— Provided records —
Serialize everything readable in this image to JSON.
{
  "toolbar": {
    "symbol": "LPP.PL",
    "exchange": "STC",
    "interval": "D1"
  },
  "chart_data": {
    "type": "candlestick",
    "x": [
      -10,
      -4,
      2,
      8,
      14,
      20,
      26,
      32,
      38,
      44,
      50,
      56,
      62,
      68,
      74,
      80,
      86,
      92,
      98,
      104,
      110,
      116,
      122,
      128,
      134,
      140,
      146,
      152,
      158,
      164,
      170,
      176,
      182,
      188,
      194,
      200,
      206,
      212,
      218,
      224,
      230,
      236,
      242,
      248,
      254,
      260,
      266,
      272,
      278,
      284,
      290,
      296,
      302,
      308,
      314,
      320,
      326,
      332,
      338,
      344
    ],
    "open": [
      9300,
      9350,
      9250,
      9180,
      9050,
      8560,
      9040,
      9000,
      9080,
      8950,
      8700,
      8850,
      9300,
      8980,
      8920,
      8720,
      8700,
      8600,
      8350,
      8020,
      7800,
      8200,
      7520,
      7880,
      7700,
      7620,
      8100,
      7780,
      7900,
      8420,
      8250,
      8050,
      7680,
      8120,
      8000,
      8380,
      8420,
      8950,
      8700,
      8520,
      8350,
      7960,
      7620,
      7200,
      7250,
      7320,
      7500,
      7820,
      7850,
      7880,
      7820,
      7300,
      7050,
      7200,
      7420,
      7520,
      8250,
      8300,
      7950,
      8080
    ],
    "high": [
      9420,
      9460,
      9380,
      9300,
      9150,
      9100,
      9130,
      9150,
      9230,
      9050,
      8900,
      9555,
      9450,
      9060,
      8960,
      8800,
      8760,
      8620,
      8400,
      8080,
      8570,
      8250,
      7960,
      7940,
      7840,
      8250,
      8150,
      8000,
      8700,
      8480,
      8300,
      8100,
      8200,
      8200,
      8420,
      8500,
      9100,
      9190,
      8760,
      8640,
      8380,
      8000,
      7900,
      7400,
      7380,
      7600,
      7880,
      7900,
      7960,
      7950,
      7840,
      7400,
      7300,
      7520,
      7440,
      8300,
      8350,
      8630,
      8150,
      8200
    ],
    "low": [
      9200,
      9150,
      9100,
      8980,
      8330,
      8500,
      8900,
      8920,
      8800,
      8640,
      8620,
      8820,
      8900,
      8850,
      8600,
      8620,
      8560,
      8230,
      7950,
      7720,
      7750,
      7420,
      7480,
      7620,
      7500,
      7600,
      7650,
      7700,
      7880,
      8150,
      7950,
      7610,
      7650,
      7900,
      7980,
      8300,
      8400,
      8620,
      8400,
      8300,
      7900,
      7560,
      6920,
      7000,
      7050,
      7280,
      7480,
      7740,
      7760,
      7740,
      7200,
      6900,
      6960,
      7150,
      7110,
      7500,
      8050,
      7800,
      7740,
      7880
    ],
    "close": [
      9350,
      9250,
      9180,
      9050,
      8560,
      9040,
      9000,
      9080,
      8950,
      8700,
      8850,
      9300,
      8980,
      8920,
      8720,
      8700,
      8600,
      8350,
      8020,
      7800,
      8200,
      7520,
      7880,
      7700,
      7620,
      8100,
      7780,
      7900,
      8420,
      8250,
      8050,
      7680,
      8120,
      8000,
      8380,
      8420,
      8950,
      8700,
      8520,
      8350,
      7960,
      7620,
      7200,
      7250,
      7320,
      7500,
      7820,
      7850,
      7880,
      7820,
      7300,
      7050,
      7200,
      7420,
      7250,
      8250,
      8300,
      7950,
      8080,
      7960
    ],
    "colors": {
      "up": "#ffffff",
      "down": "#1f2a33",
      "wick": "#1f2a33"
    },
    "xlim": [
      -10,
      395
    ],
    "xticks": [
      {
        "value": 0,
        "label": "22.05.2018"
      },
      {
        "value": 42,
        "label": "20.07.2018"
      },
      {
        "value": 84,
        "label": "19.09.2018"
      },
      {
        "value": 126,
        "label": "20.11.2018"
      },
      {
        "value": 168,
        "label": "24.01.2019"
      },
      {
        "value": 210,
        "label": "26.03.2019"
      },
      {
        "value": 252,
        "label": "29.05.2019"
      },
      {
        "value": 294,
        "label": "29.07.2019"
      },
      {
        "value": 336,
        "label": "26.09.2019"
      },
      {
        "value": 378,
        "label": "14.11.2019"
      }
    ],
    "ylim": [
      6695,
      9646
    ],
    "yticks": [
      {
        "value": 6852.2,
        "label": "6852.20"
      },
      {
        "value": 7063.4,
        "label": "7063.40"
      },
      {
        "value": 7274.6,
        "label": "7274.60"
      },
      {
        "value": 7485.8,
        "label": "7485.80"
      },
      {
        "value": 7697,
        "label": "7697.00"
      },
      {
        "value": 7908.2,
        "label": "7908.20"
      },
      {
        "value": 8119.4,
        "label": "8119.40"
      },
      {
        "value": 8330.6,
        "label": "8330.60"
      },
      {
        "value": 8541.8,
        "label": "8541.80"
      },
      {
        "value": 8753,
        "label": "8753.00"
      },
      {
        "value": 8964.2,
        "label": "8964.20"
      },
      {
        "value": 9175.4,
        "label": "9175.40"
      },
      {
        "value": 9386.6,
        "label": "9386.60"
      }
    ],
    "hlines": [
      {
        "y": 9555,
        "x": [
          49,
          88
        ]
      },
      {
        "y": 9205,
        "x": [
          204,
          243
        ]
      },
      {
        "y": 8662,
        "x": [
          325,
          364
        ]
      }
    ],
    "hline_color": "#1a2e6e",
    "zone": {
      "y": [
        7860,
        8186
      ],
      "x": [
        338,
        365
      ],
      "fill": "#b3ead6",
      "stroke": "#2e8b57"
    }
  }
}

— Problem to solve —
Return all of the data exactly as it reads.

— Response to the task —
Serialize everything readable in this image to JSON.
{
  "toolbar": {
    "symbol": "LPP.PL",
    "exchange": "STC",
    "interval": "D1"
  },
  "chart_data": {
    "type": "candlestick",
    "x": [
      -10,
      -4,
      2,
      8,
      14,
      20,
      26,
      32,
      38,
      44,
      50,
      56,
      62,
      68,
      74,
      80,
      86,
      92,
      98,
      104,
      110,
      116,
      122,
      128,
      134,
      140,
      146,
      152,
      158,
      164,
      170,
      176,
      182,
      188,
      194,
      200,
      206,
      212,
      218,
      224,
      230,
      236,
      242,
      248,
      254,
      260,
      266,
      272,
      278,
      284,
      290,
      296,
      302,
      308,
      314,
      320,
      326,
      332,
      338,
      344
    ],
    "open": [
      9300,
      9350,
      9250,
      9180,
      9050,
      8560,
      9040,
      9000,
      9080,
      8950,
      8700,
      8850,
      9300,
      8980,
      8920,
      8720,
      8700,
      8600,
      8350,
      8020,
      7800,
      8200,
      7520,
      7880,
      7700,
      7620,
      8100,
      7780,
      7900,
      8420,
      8250,
      8050,
      7680,
      8120,
      8000,
      8380,
      8420,
      8950,
      8700,
      8520,
      8350,
      7960,
      7620,
      7200,
      7250,
      7320,
      7500,
      7820,
      7850,
      7880,
      7820,
      7300,
      7050,
      7200,
      7420,
      7520,
      8250,
      8300,
      7950,
      8080
    ],
    "high": [
      9420,
      9460,
      9380,
      9300,
      9150,
      9100,
      9130,
      9150,
      9230,
      9050,
      8900,
      9555,
      9450,
      9060,
      8960,
      8800,
      8760,
      8620,
      8400,
      8080,
      8570,
      8250,
      7960,
      7940,
      7840,
      8250,
      8150,
      8000,
      8700,
      8480,
      8300,
      8100,
      8200,
      8200,
      8420,
      8500,
      9100,
      9190,
      8760,
      8640,
      8380,
      8000,
      7900,
      7400,
      7380,
      7600,
      7880,
      7900,
      7960,
      7950,
      7840,
      7400,
      7300,
      7520,
      7440,
      8300,
      8350,
      8630,
      8150,
      8200
    ],
    "low": [
      9200,
      9150,
      9100,
      8980,
      8330,
      8500,
      8900,
      8920,
      8800,
      8640,
      8620,
      8820,
      8900,
      8850,
      8600,
      8620,
      8560,
      8230,
      7950,
      7720,
      7750,
      7420,
      7480,
      7620,
      7500,
      7600,
      7650,
      7700,
      7880,
      8150,
      7950,
      7610,
      7650,
      7900,
      7980,
      8300,
      8400,
      8620,
      8400,
      8300,
      7900,
      7560,
      6920,
      7000,
      7050,
      7280,
      7480,
      7740,
      7760,
      7740,
      7200,
      6900,
      6960,
      7150,
      7110,
      7500,
      8050,
      7800,
      7740,
      7880
    ],
    "close": [
      9350,
      9250,
      9180,
      9050,
      8560,
      9040,
      9000,
      9080,
      8950,
      8700,
      8850,
      9300,
      8980,
      8920,
      8720,
      8700,
      8600,
      8350,
      8020,
      7800,
      8200,
      7520,
      7880,
      7700,
      7620,
      8100,
      7780,
      7900,
      8420,
      8250,
      8050,
      7680,
      8120,
      8000,
      8380,
      8420,
      8950,
      8700,
      8520,
      8350,
      7960,
      7620,
      7200,
      7250,
      7320,
      7500,
      7820,
      7850,
      7880,
      7820,
      7300,
      7050,
      7200,
      7420,
      7250,
      8250,
      8300,
      7950,
      8080,
      7960
    ],
    "colors": {
      "up": "#ffffff",
      "down": "#1f2a33",
      "wick": "#1f2a33"
    },
    "xlim": [
      -10,
      395
    ],
    "xticks": [
      {
        "value": 0,
        "label": "22.05.2018"
      },
      {
        "value": 42,
        "label": "20.07.2018"
      },
      {
        "value": 84,
        "label": "19.09.2018"
      },
      {
        "value": 126,
        "label": "20.11.2018"
      },
      {
        "value": 168,
        "label": "24.01.2019"
      },
      {
        "value": 210,
        "label": "26.03.2019"
      },
      {
        "value": 252,
        "label": "29.05.2019"
      },
      {
        "value": 294,
        "label": "29.07.2019"
      },
      {
        "value": 336,
        "label": "26.09.2019"
      },
      {
        "value": 378,
        "label": "14.11.2019"
      }
    ],
    "ylim": [
      6695,
      9646
    ],
    "yticks": [
      {
        "value": 6852.2,
        "label": "6852.20"
      },
      {
        "value": 7063.4,
        "label": "7063.40"
      },
      {
        "value": 7274.6,
        "label": "7274.60"
      },
      {
        "value": 7485.8,
        "label": "7485.80"
      },
      {
        "value": 7697,
        "label": "7697.00"
      },
      {
        "value": 7908.2,
        "label": "7908.20"
      },
      {
        "value": 8119.4,
        "label": "8119.40"
      },
      {
        "value": 8330.6,
        "label": "8330.60"
      },
      {
        "value": 8541.8,
        "label": "8541.80"
      },
      {
        "value": 8753,
        "label": "8753.00"
      },
      {
        "value": 8964.2,
        "label": "8964.20"
      },
      {
        "value": 9175.4,
        "label": "9175.40"
      },
      {
        "value": 9386.6,
        "label": "9386.60"
      }
    ],
    "hlines": [
      {
        "y": 9555,
        "x": [
          49,
          88
        ]
      },
      {
        "y": 9205,
        "x": [
          204,
          243
        ]
      },
      {
        "y": 8662,
        "x": [
          325,
          364
        ]
      }
    ],
    "hline_color": "#1a2e6e",
    "zone": {
      "y": [
        7860,
        8186
      ],
      "x": [
        338,
        365
      ],
      "fill": "#b3ead6",
      "stroke": "#2e8b57"
    }
  }
}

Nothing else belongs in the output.